(Data records)
►

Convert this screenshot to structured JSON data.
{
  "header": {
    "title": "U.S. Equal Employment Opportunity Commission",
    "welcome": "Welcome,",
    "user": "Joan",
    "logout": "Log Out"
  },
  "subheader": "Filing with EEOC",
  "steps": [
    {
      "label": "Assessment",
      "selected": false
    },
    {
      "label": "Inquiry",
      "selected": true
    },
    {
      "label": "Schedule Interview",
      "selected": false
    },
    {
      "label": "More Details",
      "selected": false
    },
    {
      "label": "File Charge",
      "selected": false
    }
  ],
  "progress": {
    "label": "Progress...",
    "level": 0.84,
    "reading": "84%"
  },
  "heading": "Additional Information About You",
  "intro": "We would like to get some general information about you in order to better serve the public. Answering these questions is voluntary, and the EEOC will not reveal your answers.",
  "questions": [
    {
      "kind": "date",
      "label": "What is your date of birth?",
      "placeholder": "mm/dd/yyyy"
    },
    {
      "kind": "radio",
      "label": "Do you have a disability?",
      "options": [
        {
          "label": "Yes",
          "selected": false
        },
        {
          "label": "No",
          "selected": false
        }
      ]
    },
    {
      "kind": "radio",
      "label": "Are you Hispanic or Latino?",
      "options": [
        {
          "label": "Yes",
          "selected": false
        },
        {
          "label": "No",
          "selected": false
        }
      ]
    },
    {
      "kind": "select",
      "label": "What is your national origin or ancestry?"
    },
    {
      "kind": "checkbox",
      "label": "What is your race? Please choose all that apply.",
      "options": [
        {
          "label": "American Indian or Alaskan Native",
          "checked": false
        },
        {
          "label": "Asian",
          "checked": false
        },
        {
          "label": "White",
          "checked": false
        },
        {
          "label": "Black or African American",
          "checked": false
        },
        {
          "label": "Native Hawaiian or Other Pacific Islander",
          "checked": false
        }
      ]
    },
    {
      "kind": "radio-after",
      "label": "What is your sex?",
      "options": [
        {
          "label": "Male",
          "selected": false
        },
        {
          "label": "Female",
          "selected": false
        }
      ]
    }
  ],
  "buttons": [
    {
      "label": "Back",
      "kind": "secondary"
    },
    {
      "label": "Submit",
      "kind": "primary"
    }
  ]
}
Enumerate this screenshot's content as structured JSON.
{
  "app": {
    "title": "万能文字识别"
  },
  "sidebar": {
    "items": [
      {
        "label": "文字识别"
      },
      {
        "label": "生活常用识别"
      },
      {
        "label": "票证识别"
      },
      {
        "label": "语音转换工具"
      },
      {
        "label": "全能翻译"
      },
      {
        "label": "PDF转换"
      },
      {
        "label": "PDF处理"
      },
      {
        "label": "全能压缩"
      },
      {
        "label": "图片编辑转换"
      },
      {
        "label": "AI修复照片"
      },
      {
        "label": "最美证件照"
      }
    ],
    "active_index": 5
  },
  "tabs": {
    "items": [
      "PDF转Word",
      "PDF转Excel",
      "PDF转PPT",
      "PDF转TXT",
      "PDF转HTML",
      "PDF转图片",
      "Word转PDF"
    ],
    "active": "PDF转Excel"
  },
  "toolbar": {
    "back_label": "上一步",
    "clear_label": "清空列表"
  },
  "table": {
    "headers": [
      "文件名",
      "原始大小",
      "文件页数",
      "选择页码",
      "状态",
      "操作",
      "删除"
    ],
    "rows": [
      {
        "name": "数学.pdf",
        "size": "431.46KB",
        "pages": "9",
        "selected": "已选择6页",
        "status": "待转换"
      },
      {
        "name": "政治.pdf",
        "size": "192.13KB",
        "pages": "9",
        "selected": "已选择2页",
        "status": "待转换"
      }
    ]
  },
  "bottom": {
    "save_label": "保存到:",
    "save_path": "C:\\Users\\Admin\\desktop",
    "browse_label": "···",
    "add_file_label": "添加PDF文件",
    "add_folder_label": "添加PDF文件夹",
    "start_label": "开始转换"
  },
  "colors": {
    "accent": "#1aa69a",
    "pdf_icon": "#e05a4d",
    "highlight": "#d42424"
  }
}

◄

Exercise task: Print all the data exactly.

Output of the task:
Convert this screenshot to structured JSON data.
{
  "header": {
    "title": "U.S. Equal Employment Opportunity Commission",
    "welcome": "Welcome,",
    "user": "Joan",
    "logout": "Log Out"
  },
  "subheader": "Filing with EEOC",
  "steps": [
    {
      "label": "Assessment",
      "selected": false
    },
    {
      "label": "Inquiry",
      "selected": true
    },
    {
      "label": "Schedule Interview",
      "selected": false
    },
    {
      "label": "More Details",
      "selected": false
    },
    {
      "label": "File Charge",
      "selected": false
    }
  ],
  "progress": {
    "label": "Progress...",
    "level": 0.84,
    "reading": "84%"
  },
  "heading": "Additional Information About You",
  "intro": "We would like to get some general information about you in order to better serve the public. Answering these questions is voluntary, and the EEOC will not reveal your answers.",
  "questions": [
    {
      "kind": "date",
      "label": "What is your date of birth?",
      "placeholder": "mm/dd/yyyy"
    },
    {
      "kind": "radio",
      "label": "Do you have a disability?",
      "options": [
        {
          "label": "Yes",
          "selected": false
        },
        {
          "label": "No",
          "selected": false
        }
      ]
    },
    {
      "kind": "radio",
      "label": "Are you Hispanic or Latino?",
      "options": [
        {
          "label": "Yes",
          "selected": false
        },
        {
          "label": "No",
          "selected": false
        }
      ]
    },
    {
      "kind": "select",
      "label": "What is your national origin or ancestry?"
    },
    {
      "kind": "checkbox",
      "label": "What is your race? Please choose all that apply.",
      "options": [
        {
          "label": "American Indian or Alaskan Native",
          "checked": false
        },
        {
          "label": "Asian",
          "checked": false
        },
        {
          "label": "White",
          "checked": false
        },
        {
          "label": "Black or African American",
          "checked": false
        },
        {
          "label": "Native Hawaiian or Other Pacific Islander",
          "checked": false
        }
      ]
    },
    {
      "kind": "radio-after",
      "label": "What is your sex?",
      "options": [
        {
          "label": "Male",
          "selected": false
        },
        {
          "label": "Female",
          "selected": false
        }
      ]
    }
  ],
  "buttons": [
    {
      "label": "Back",
      "kind": "secondary"
    },
    {
      "label": "Submit",
      "kind": "primary"
    }
  ]
}
Enumerate this screenshot's content as structured JSON.
{
  "app": {
    "title": "万能文字识别"
  },
  "sidebar": {
    "items": [
      {
        "label": "文字识别"
      },
      {
        "label": "生活常用识别"
      },
      {
        "label": "票证识别"
      },
      {
        "label": "语音转换工具"
      },
      {
        "label": "全能翻译"
      },
      {
        "label": "PDF转换"
      },
      {
        "label": "PDF处理"
      },
      {
        "label": "全能压缩"
      },
      {
        "label": "图片编辑转换"
      },
      {
        "label": "AI修复照片"
      },
      {
        "label": "最美证件照"
      }
    ],
    "active_index": 5
  },
  "tabs": {
    "items": [
      "PDF转Word",
      "PDF转Excel",
      "PDF转PPT",
      "PDF转TXT",
      "PDF转HTML",
      "PDF转图片",
      "Word转PDF"
    ],
    "active": "PDF转Excel"
  },
  "toolbar": {
    "back_label": "上一步",
    "clear_label": "清空列表"
  },
  "table": {
    "headers": [
      "文件名",
      "原始大小",
      "文件页数",
      "选择页码",
      "状态",
      "操作",
      "删除"
    ],
    "rows": [
      {
        "name": "数学.pdf",
        "size": "431.46KB",
        "pages": "9",
        "selected": "已选择6页",
        "status": "待转换"
      },
      {
        "name": "政治.pdf",
        "size": "192.13KB",
        "pages": "9",
        "selected": "已选择2页",
        "status": "待转换"
      }
    ]
  },
  "bottom": {
    "save_label": "保存到:",
    "save_path": "C:\\Users\\Admin\\desktop",
    "browse_label": "···",
    "add_file_label": "添加PDF文件",
    "add_folder_label": "添加PDF文件夹",
    "start_label": "开始转换"
  },
  "colors": {
    "accent": "#1aa69a",
    "pdf_icon": "#e05a4d",
    "highlight": "#d42424"
  }
}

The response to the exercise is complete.